::: EXTRACTED ENTRIES :::

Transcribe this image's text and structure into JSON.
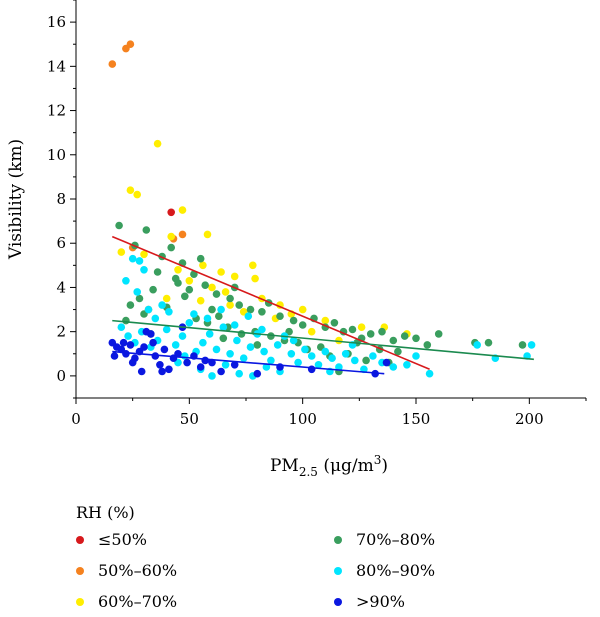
{
  "chart_data": {
    "type": "scatter",
    "xlabel": "PM",
    "xlabel_sub": "2.5",
    "xlabel_unit_open": " (μg/m",
    "xlabel_unit_sup": "3",
    "xlabel_unit_close": ")",
    "ylabel": "Visibility (km)",
    "xlim": [
      0,
      225
    ],
    "ylim": [
      -1,
      17
    ],
    "xticks": [
      0,
      50,
      100,
      150,
      200
    ],
    "yticks": [
      0,
      2,
      4,
      6,
      8,
      10,
      12,
      14,
      16
    ],
    "grid": false,
    "legend_title": "RH (%)",
    "legend_position": "bottom",
    "series": [
      {
        "name": "≤50%",
        "color": "#d7191c",
        "points": [
          [
            42,
            7.4
          ]
        ],
        "trend": [
          [
            16,
            6.3
          ],
          [
            156,
            0.3
          ]
        ]
      },
      {
        "name": "50%–60%",
        "color": "#f5821f",
        "points": [
          [
            22,
            14.8
          ],
          [
            24,
            15.0
          ],
          [
            16,
            14.1
          ],
          [
            47,
            6.4
          ],
          [
            43,
            6.2
          ],
          [
            32,
            3.0
          ],
          [
            25,
            5.8
          ]
        ]
      },
      {
        "name": "60%–70%",
        "color": "#ffee00",
        "points": [
          [
            36,
            10.5
          ],
          [
            24,
            8.4
          ],
          [
            27,
            8.2
          ],
          [
            47,
            7.5
          ],
          [
            42,
            6.3
          ],
          [
            58,
            6.4
          ],
          [
            78,
            5.0
          ],
          [
            20,
            5.6
          ],
          [
            30,
            5.5
          ],
          [
            56,
            5.0
          ],
          [
            64,
            4.7
          ],
          [
            70,
            4.5
          ],
          [
            79,
            4.4
          ],
          [
            50,
            4.3
          ],
          [
            60,
            4.0
          ],
          [
            82,
            3.5
          ],
          [
            90,
            3.2
          ],
          [
            100,
            3.0
          ],
          [
            110,
            2.5
          ],
          [
            126,
            2.2
          ],
          [
            136,
            2.2
          ],
          [
            146,
            1.9
          ],
          [
            40,
            3.5
          ],
          [
            66,
            3.8
          ],
          [
            74,
            2.9
          ],
          [
            88,
            2.6
          ],
          [
            95,
            2.8
          ],
          [
            116,
            1.6
          ],
          [
            104,
            2.0
          ],
          [
            55,
            3.4
          ],
          [
            45,
            4.8
          ],
          [
            68,
            3.2
          ]
        ]
      },
      {
        "name": "70%–80%",
        "color": "#3a9e5e",
        "points": [
          [
            19,
            6.8
          ],
          [
            26,
            5.9
          ],
          [
            31,
            6.6
          ],
          [
            38,
            5.4
          ],
          [
            42,
            5.8
          ],
          [
            47,
            5.1
          ],
          [
            52,
            4.6
          ],
          [
            55,
            5.3
          ],
          [
            36,
            4.7
          ],
          [
            45,
            4.2
          ],
          [
            57,
            4.1
          ],
          [
            62,
            3.7
          ],
          [
            68,
            3.5
          ],
          [
            72,
            3.2
          ],
          [
            77,
            3.0
          ],
          [
            82,
            2.9
          ],
          [
            85,
            3.3
          ],
          [
            90,
            2.7
          ],
          [
            96,
            2.5
          ],
          [
            100,
            2.3
          ],
          [
            105,
            2.6
          ],
          [
            110,
            2.2
          ],
          [
            114,
            2.4
          ],
          [
            118,
            2.0
          ],
          [
            122,
            2.1
          ],
          [
            126,
            1.7
          ],
          [
            130,
            1.9
          ],
          [
            135,
            2.0
          ],
          [
            140,
            1.6
          ],
          [
            145,
            1.8
          ],
          [
            150,
            1.7
          ],
          [
            155,
            1.4
          ],
          [
            160,
            1.9
          ],
          [
            176,
            1.5
          ],
          [
            182,
            1.5
          ],
          [
            197,
            1.4
          ],
          [
            24,
            3.2
          ],
          [
            30,
            2.8
          ],
          [
            34,
            3.9
          ],
          [
            40,
            3.1
          ],
          [
            48,
            3.6
          ],
          [
            53,
            2.6
          ],
          [
            58,
            2.4
          ],
          [
            63,
            2.7
          ],
          [
            67,
            2.2
          ],
          [
            73,
            1.9
          ],
          [
            79,
            2.0
          ],
          [
            86,
            1.8
          ],
          [
            92,
            1.6
          ],
          [
            98,
            1.5
          ],
          [
            102,
            1.2
          ],
          [
            108,
            1.3
          ],
          [
            112,
            0.9
          ],
          [
            120,
            1.0
          ],
          [
            128,
            0.7
          ],
          [
            134,
            1.2
          ],
          [
            142,
            1.1
          ],
          [
            116,
            0.2
          ],
          [
            70,
            4.0
          ],
          [
            60,
            3.0
          ],
          [
            50,
            3.9
          ],
          [
            44,
            4.4
          ],
          [
            28,
            3.5
          ],
          [
            22,
            2.5
          ],
          [
            33,
            1.9
          ],
          [
            80,
            1.4
          ],
          [
            94,
            2.0
          ],
          [
            124,
            1.5
          ],
          [
            138,
            0.6
          ],
          [
            65,
            1.7
          ]
        ]
      },
      {
        "name": "80%–90%",
        "color": "#00e5ff",
        "points": [
          [
            25,
            5.3
          ],
          [
            28,
            5.2
          ],
          [
            30,
            4.8
          ],
          [
            22,
            4.3
          ],
          [
            27,
            3.8
          ],
          [
            32,
            3.0
          ],
          [
            35,
            2.6
          ],
          [
            38,
            3.2
          ],
          [
            41,
            2.9
          ],
          [
            20,
            2.2
          ],
          [
            23,
            1.8
          ],
          [
            26,
            1.5
          ],
          [
            29,
            2.0
          ],
          [
            33,
            1.3
          ],
          [
            36,
            1.6
          ],
          [
            40,
            2.1
          ],
          [
            44,
            1.4
          ],
          [
            47,
            1.8
          ],
          [
            50,
            2.4
          ],
          [
            53,
            1.1
          ],
          [
            56,
            1.5
          ],
          [
            59,
            1.9
          ],
          [
            62,
            1.2
          ],
          [
            65,
            2.2
          ],
          [
            68,
            1.0
          ],
          [
            71,
            1.6
          ],
          [
            74,
            0.8
          ],
          [
            77,
            1.3
          ],
          [
            80,
            1.9
          ],
          [
            83,
            1.1
          ],
          [
            86,
            0.7
          ],
          [
            89,
            1.4
          ],
          [
            92,
            1.8
          ],
          [
            95,
            1.0
          ],
          [
            98,
            0.6
          ],
          [
            101,
            1.2
          ],
          [
            104,
            0.9
          ],
          [
            107,
            0.5
          ],
          [
            110,
            1.1
          ],
          [
            113,
            0.8
          ],
          [
            116,
            0.4
          ],
          [
            119,
            1.0
          ],
          [
            123,
            0.7
          ],
          [
            127,
            0.3
          ],
          [
            131,
            0.9
          ],
          [
            135,
            0.6
          ],
          [
            140,
            0.4
          ],
          [
            146,
            0.5
          ],
          [
            150,
            0.9
          ],
          [
            156,
            0.1
          ],
          [
            177,
            1.4
          ],
          [
            185,
            0.8
          ],
          [
            199,
            0.9
          ],
          [
            201,
            1.4
          ],
          [
            45,
            0.6
          ],
          [
            55,
            0.3
          ],
          [
            60,
            0.0
          ],
          [
            66,
            0.5
          ],
          [
            72,
            0.1
          ],
          [
            78,
            0.0
          ],
          [
            84,
            0.4
          ],
          [
            90,
            0.2
          ],
          [
            52,
            2.8
          ],
          [
            58,
            2.6
          ],
          [
            64,
            3.0
          ],
          [
            70,
            2.3
          ],
          [
            76,
            2.7
          ],
          [
            82,
            2.1
          ],
          [
            48,
            0.9
          ],
          [
            96,
            1.6
          ],
          [
            112,
            0.2
          ],
          [
            122,
            1.4
          ]
        ]
      },
      {
        "name": ">90%",
        "color": "#0a17e0",
        "points": [
          [
            16,
            1.5
          ],
          [
            18,
            1.3
          ],
          [
            20,
            1.2
          ],
          [
            22,
            1.0
          ],
          [
            24,
            1.4
          ],
          [
            26,
            0.8
          ],
          [
            28,
            1.1
          ],
          [
            30,
            1.3
          ],
          [
            31,
            2.0
          ],
          [
            33,
            1.9
          ],
          [
            35,
            0.9
          ],
          [
            37,
            0.5
          ],
          [
            39,
            1.2
          ],
          [
            41,
            0.3
          ],
          [
            43,
            0.8
          ],
          [
            45,
            1.0
          ],
          [
            47,
            2.2
          ],
          [
            49,
            0.6
          ],
          [
            52,
            0.9
          ],
          [
            55,
            0.4
          ],
          [
            57,
            0.7
          ],
          [
            60,
            0.6
          ],
          [
            64,
            0.2
          ],
          [
            70,
            0.5
          ],
          [
            80,
            0.1
          ],
          [
            90,
            0.4
          ],
          [
            104,
            0.3
          ],
          [
            132,
            0.1
          ],
          [
            137,
            0.6
          ],
          [
            17,
            0.9
          ],
          [
            21,
            1.5
          ],
          [
            25,
            0.6
          ],
          [
            29,
            0.2
          ],
          [
            34,
            1.5
          ],
          [
            38,
            0.2
          ]
        ],
        "trend": [
          [
            16,
            1.1
          ],
          [
            136,
            0.1
          ]
        ]
      }
    ],
    "extra_trends": [
      {
        "color": "#1b8a4f",
        "line": [
          [
            16,
            2.5
          ],
          [
            202,
            0.75
          ]
        ]
      }
    ]
  }
}
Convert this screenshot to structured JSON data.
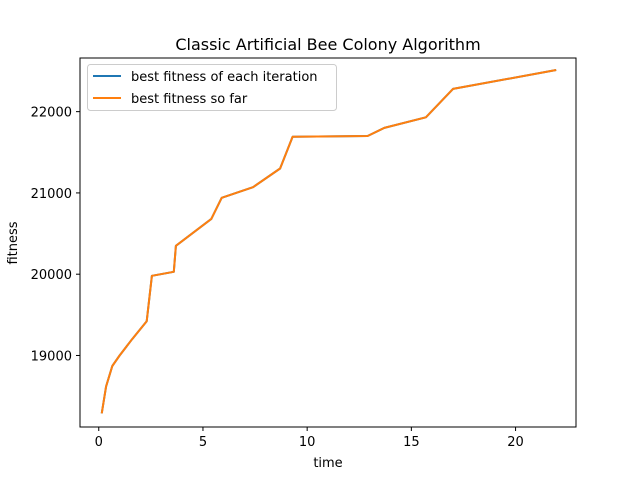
{
  "chart_data": {
    "type": "line",
    "title": "Classic Artificial Bee Colony Algorithm",
    "xlabel": "time",
    "ylabel": "fitness",
    "xlim": [
      -0.9,
      22.9
    ],
    "ylim": [
      18120,
      22660
    ],
    "xticks": [
      0,
      5,
      10,
      15,
      20
    ],
    "yticks": [
      19000,
      20000,
      21000,
      22000
    ],
    "grid": false,
    "legend_position": "upper left",
    "series": [
      {
        "name": "best fitness of each iteration",
        "color": "#1f77b4",
        "x": [
          0.15,
          0.35,
          0.65,
          1.0,
          1.6,
          2.3,
          2.55,
          3.6,
          3.7,
          5.4,
          5.9,
          7.4,
          8.7,
          9.3,
          12.9,
          13.7,
          15.7,
          17.0,
          21.9
        ],
        "y": [
          18300,
          18620,
          18870,
          19000,
          19200,
          19420,
          19980,
          20030,
          20350,
          20680,
          20940,
          21070,
          21300,
          21690,
          21700,
          21800,
          21930,
          22280,
          22510
        ]
      },
      {
        "name": "best fitness so far",
        "color": "#ff7f0e",
        "x": [
          0.15,
          0.35,
          0.65,
          1.0,
          1.6,
          2.3,
          2.55,
          3.6,
          3.7,
          5.4,
          5.9,
          7.4,
          8.7,
          9.3,
          12.9,
          13.7,
          15.7,
          17.0,
          21.9
        ],
        "y": [
          18300,
          18620,
          18870,
          19000,
          19200,
          19420,
          19980,
          20030,
          20350,
          20680,
          20940,
          21070,
          21300,
          21690,
          21700,
          21800,
          21930,
          22280,
          22510
        ]
      }
    ]
  }
}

:::

DO THIS: Looking at the data above, show all lines where the word "ylabel" occurs.

PROBLEM SOLUTION:
    "ylabel": "Visibility (km)",
    "ylabel": "fitness",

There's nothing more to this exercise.